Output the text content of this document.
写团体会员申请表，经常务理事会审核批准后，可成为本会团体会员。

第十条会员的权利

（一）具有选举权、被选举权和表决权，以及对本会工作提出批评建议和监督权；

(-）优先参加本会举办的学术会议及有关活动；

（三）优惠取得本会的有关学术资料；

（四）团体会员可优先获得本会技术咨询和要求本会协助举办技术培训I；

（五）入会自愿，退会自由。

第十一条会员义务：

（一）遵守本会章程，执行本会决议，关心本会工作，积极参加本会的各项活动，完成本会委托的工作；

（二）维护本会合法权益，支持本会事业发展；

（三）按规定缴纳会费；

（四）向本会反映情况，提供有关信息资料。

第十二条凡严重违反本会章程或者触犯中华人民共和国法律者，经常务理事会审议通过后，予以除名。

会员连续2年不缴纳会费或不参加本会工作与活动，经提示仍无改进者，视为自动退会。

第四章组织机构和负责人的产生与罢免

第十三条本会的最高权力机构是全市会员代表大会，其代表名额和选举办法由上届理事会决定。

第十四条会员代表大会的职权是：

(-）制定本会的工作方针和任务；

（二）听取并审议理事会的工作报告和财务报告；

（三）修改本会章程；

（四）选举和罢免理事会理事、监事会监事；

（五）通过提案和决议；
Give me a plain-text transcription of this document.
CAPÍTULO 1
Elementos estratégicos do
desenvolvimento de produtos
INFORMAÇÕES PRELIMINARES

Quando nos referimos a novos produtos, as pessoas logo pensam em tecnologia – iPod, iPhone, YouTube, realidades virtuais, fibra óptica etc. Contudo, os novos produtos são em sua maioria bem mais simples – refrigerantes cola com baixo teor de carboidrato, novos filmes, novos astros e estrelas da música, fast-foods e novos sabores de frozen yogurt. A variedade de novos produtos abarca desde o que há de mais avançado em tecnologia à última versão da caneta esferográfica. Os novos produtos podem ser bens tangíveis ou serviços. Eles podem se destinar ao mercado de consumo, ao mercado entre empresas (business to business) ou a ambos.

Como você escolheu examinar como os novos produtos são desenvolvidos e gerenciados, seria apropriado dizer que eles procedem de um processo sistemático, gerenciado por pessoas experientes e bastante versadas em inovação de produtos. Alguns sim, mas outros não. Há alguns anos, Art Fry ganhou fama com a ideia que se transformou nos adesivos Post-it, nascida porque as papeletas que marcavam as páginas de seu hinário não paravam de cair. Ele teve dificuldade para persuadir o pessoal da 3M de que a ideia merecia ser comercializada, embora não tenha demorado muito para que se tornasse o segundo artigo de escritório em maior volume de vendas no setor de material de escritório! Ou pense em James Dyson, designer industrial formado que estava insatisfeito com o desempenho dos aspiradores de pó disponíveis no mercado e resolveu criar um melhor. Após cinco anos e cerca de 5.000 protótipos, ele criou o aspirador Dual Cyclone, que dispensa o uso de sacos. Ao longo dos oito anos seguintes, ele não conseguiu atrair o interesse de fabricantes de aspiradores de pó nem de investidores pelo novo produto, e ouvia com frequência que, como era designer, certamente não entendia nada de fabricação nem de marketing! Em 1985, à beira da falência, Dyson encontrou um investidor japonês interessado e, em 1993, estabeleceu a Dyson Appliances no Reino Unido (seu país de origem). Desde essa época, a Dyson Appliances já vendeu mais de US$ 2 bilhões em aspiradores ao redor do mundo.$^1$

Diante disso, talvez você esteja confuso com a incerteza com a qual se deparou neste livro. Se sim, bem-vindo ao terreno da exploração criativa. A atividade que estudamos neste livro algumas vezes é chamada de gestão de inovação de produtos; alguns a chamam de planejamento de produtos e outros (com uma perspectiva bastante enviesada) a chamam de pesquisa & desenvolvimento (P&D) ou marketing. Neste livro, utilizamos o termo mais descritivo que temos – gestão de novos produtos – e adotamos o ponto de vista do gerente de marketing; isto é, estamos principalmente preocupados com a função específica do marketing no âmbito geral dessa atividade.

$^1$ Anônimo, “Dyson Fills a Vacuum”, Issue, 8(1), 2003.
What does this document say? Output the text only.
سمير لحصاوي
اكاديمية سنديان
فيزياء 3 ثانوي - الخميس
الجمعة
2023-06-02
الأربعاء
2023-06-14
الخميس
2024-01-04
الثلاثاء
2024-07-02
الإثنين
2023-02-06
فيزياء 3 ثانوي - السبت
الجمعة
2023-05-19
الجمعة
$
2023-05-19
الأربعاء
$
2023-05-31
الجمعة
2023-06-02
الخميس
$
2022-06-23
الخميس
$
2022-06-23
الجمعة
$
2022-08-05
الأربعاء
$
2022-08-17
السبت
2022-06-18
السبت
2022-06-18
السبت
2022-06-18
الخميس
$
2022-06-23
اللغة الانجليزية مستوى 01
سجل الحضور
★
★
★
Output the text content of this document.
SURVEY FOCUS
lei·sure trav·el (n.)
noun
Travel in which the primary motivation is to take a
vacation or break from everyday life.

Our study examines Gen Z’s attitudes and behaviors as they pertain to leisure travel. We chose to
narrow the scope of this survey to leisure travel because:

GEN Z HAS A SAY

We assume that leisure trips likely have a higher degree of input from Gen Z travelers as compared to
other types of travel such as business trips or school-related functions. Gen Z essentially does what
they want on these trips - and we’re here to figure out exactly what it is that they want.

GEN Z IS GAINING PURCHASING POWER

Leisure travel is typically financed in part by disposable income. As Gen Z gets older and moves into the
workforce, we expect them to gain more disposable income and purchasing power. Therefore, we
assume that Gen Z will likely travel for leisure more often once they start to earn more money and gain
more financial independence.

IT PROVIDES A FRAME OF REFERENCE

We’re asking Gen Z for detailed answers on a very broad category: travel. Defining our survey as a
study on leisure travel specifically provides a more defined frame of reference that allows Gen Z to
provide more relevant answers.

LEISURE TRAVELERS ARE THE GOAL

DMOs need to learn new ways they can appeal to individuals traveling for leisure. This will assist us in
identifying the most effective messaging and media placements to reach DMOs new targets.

-----

■ WHAT YOU SHOULD DO: Write out all the entries exactly.

■ EXERCISE ANSWER:
Output the text content of this document.
写团体会员申请表，经常务理事会审核批准后，可成为本会团体会员。

第十条会员的权利

（一）具有选举权、被选举权和表决权，以及对本会工作提出批评建议和监督权；

(-）优先参加本会举办的学术会议及有关活动；

（三）优惠取得本会的有关学术资料；

（四）团体会员可优先获得本会技术咨询和要求本会协助举办技术培训I；

（五）入会自愿，退会自由。

第十一条会员义务：

（一）遵守本会章程，执行本会决议，关心本会工作，积极参加本会的各项活动，完成本会委托的工作；

（二）维护本会合法权益，支持本会事业发展；

（三）按规定缴纳会费；

（四）向本会反映情况，提供有关信息资料。

第十二条凡严重违反本会章程或者触犯中华人民共和国法律者，经常务理事会审议通过后，予以除名。

会员连续2年不缴纳会费或不参加本会工作与活动，经提示仍无改进者，视为自动退会。

第四章组织机构和负责人的产生与罢免

第十三条本会的最高权力机构是全市会员代表大会，其代表名额和选举办法由上届理事会决定。

第十四条会员代表大会的职权是：

(-）制定本会的工作方针和任务；

（二）听取并审议理事会的工作报告和财务报告；

（三）修改本会章程；

（四）选举和罢免理事会理事、监事会监事；

（五）通过提案和决议；
Give me a plain-text transcription of this document.
CAPÍTULO 1
Elementos estratégicos do
desenvolvimento de produtos
INFORMAÇÕES PRELIMINARES

Quando nos referimos a novos produtos, as pessoas logo pensam em tecnologia – iPod, iPhone, YouTube, realidades virtuais, fibra óptica etc. Contudo, os novos produtos são em sua maioria bem mais simples – refrigerantes cola com baixo teor de carboidrato, novos filmes, novos astros e estrelas da música, fast-foods e novos sabores de frozen yogurt. A variedade de novos produtos abarca desde o que há de mais avançado em tecnologia à última versão da caneta esferográfica. Os novos produtos podem ser bens tangíveis ou serviços. Eles podem se destinar ao mercado de consumo, ao mercado entre empresas (business to business) ou a ambos.

Como você escolheu examinar como os novos produtos são desenvolvidos e gerenciados, seria apropriado dizer que eles procedem de um processo sistemático, gerenciado por pessoas experientes e bastante versadas em inovação de produtos. Alguns sim, mas outros não. Há alguns anos, Art Fry ganhou fama com a ideia que se transformou nos adesivos Post-it, nascida porque as papeletas que marcavam as páginas de seu hinário não paravam de cair. Ele teve dificuldade para persuadir o pessoal da 3M de que a ideia merecia ser comercializada, embora não tenha demorado muito para que se tornasse o segundo artigo de escritório em maior volume de vendas no setor de material de escritório! Ou pense em James Dyson, designer industrial formado que estava insatisfeito com o desempenho dos aspiradores de pó disponíveis no mercado e resolveu criar um melhor. Após cinco anos e cerca de 5.000 protótipos, ele criou o aspirador Dual Cyclone, que dispensa o uso de sacos. Ao longo dos oito anos seguintes, ele não conseguiu atrair o interesse de fabricantes de aspiradores de pó nem de investidores pelo novo produto, e ouvia com frequência que, como era designer, certamente não entendia nada de fabricação nem de marketing! Em 1985, à beira da falência, Dyson encontrou um investidor japonês interessado e, em 1993, estabeleceu a Dyson Appliances no Reino Unido (seu país de origem). Desde essa época, a Dyson Appliances já vendeu mais de US$ 2 bilhões em aspiradores ao redor do mundo.$^1$

Diante disso, talvez você esteja confuso com a incerteza com a qual se deparou neste livro. Se sim, bem-vindo ao terreno da exploração criativa. A atividade que estudamos neste livro algumas vezes é chamada de gestão de inovação de produtos; alguns a chamam de planejamento de produtos e outros (com uma perspectiva bastante enviesada) a chamam de pesquisa & desenvolvimento (P&D) ou marketing. Neste livro, utilizamos o termo mais descritivo que temos – gestão de novos produtos – e adotamos o ponto de vista do gerente de marketing; isto é, estamos principalmente preocupados com a função específica do marketing no âmbito geral dessa atividade.

$^1$ Anônimo, “Dyson Fills a Vacuum”, Issue, 8(1), 2003.
What does this document say? Output the text only.
سمير لحصاوي
اكاديمية سنديان
فيزياء 3 ثانوي - الخميس
الجمعة
2023-06-02
الأربعاء
2023-06-14
الخميس
2024-01-04
الثلاثاء
2024-07-02
الإثنين
2023-02-06
فيزياء 3 ثانوي - السبت
الجمعة
2023-05-19
الجمعة
$
2023-05-19
الأربعاء
$
2023-05-31
الجمعة
2023-06-02
الخميس
$
2022-06-23
الخميس
$
2022-06-23
الجمعة
$
2022-08-05
الأربعاء
$
2022-08-17
السبت
2022-06-18
السبت
2022-06-18
السبت
2022-06-18
الخميس
$
2022-06-23
اللغة الانجليزية مستوى 01
سجل الحضور
★
★
★
Output the text content of this document.
SURVEY FOCUS
lei·sure trav·el (n.)
noun
Travel in which the primary motivation is to take a
vacation or break from everyday life.

Our study examines Gen Z’s attitudes and behaviors as they pertain to leisure travel. We chose to
narrow the scope of this survey to leisure travel because:

GEN Z HAS A SAY

We assume that leisure trips likely have a higher degree of input from Gen Z travelers as compared to
other types of travel such as business trips or school-related functions. Gen Z essentially does what
they want on these trips - and we’re here to figure out exactly what it is that they want.

GEN Z IS GAINING PURCHASING POWER

Leisure travel is typically financed in part by disposable income. As Gen Z gets older and moves into the
workforce, we expect them to gain more disposable income and purchasing power. Therefore, we
assume that Gen Z will likely travel for leisure more often once they start to earn more money and gain
more financial independence.

IT PROVIDES A FRAME OF REFERENCE

We’re asking Gen Z for detailed answers on a very broad category: travel. Defining our survey as a
study on leisure travel specifically provides a more defined frame of reference that allows Gen Z to
provide more relevant answers.

LEISURE TRAVELERS ARE THE GOAL

DMOs need to learn new ways they can appeal to individuals traveling for leisure. This will assist us in
identifying the most effective messaging and media placements to reach DMOs new targets.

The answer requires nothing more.